▶ _THE TASK_
Find all lines in the listing that include the word "Opdagelsen", then copy them.
* begin *
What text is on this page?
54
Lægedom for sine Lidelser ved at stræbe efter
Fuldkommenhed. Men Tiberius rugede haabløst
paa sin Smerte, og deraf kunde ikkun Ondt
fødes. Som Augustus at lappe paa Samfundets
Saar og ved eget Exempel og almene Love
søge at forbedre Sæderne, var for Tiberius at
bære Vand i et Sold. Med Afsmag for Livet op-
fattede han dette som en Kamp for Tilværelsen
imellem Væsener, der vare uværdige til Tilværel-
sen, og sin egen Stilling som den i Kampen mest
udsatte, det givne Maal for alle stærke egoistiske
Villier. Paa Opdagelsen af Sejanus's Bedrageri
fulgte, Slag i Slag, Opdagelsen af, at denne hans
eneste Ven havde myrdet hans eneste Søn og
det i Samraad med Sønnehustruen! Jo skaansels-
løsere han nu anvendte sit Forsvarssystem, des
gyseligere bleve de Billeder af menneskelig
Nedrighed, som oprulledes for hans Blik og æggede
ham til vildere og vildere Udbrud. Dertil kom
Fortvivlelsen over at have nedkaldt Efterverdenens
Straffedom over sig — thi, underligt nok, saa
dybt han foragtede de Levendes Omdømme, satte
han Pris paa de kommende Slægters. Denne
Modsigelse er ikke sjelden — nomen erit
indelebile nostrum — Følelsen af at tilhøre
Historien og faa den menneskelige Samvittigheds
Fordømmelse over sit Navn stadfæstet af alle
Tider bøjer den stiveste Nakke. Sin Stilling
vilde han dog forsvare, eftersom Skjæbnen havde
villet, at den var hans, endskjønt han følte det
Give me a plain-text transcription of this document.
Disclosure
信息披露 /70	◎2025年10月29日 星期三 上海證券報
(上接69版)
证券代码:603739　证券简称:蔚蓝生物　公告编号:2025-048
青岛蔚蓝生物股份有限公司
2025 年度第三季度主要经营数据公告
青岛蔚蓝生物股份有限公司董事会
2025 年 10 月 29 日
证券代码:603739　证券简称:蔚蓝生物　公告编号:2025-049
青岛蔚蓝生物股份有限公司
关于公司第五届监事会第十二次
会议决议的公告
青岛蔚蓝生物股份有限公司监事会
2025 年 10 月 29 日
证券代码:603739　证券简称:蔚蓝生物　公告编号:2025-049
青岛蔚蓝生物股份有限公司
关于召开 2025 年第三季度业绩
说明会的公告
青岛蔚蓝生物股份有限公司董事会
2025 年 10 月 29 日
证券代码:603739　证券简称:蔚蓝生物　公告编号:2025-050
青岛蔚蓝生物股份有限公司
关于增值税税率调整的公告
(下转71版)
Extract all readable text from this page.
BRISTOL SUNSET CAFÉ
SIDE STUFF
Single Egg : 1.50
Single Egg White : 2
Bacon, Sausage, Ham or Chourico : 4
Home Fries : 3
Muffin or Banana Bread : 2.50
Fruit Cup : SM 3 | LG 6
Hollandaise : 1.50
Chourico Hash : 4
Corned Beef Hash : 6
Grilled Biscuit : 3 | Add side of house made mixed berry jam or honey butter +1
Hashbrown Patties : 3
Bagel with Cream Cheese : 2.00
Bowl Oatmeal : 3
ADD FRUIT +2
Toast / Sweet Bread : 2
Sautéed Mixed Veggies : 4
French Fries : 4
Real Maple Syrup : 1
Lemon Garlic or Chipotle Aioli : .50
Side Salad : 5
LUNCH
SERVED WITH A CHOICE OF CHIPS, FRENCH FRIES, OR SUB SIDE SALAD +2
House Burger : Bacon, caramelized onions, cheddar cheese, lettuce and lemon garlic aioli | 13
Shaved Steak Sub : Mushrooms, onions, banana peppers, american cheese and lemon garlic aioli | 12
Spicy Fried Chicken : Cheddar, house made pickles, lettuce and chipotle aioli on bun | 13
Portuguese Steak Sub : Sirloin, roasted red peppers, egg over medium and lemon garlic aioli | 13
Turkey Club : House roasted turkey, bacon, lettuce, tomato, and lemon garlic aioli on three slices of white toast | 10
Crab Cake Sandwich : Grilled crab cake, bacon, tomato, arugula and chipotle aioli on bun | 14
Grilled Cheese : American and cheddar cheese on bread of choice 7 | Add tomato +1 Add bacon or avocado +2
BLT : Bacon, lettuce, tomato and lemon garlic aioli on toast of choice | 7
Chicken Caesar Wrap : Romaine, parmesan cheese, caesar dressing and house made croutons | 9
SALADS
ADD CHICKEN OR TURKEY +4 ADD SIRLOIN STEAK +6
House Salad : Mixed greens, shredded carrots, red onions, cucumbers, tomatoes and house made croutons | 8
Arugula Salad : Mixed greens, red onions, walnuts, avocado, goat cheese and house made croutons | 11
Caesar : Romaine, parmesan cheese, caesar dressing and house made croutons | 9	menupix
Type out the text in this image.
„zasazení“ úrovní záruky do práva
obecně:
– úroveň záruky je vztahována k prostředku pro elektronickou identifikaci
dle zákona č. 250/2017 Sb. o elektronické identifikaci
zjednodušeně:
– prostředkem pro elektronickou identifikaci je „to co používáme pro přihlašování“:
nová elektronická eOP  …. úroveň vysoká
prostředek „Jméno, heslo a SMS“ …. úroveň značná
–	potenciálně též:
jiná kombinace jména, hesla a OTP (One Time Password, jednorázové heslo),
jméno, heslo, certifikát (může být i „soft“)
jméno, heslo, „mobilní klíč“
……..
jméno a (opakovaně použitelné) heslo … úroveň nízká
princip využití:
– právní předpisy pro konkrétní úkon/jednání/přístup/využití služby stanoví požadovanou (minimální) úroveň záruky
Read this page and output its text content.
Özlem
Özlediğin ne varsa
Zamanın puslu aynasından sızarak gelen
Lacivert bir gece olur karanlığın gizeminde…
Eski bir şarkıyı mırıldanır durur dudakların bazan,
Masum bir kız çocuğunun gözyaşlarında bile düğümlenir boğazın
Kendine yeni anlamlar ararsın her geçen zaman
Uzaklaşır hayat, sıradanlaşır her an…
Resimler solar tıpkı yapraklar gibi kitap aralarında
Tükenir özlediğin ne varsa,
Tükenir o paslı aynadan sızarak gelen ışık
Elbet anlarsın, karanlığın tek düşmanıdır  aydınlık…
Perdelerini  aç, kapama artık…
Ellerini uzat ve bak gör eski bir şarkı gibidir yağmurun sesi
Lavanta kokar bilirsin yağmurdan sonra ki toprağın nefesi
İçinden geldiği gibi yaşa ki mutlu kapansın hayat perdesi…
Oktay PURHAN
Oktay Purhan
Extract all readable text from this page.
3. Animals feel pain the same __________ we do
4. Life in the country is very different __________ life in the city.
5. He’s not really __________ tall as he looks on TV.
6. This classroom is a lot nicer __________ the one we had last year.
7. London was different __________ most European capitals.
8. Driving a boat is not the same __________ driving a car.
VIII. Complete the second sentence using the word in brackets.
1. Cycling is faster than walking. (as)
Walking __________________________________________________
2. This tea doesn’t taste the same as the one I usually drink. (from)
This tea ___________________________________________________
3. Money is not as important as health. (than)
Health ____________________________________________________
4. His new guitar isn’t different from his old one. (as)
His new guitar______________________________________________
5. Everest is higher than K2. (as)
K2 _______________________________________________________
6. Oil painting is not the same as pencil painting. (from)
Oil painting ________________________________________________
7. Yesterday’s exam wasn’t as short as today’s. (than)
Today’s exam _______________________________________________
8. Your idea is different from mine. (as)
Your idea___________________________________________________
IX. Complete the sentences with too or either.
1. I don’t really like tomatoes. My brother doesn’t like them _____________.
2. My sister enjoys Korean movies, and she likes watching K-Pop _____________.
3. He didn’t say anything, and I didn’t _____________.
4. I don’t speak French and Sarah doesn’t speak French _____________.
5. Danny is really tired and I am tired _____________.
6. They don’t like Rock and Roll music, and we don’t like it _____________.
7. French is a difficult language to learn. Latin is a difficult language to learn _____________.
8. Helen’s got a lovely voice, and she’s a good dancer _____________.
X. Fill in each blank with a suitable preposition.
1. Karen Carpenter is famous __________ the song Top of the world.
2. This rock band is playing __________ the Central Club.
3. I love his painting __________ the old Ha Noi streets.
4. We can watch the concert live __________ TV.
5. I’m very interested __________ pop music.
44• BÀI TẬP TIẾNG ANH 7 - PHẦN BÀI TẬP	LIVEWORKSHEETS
* end *
▶ _WRITTEN ANSWER_
Villier. Paa Opdagelsen af Sejanus's Bedrageri
fulgte, Slag i Slag, Opdagelsen af, at denne hans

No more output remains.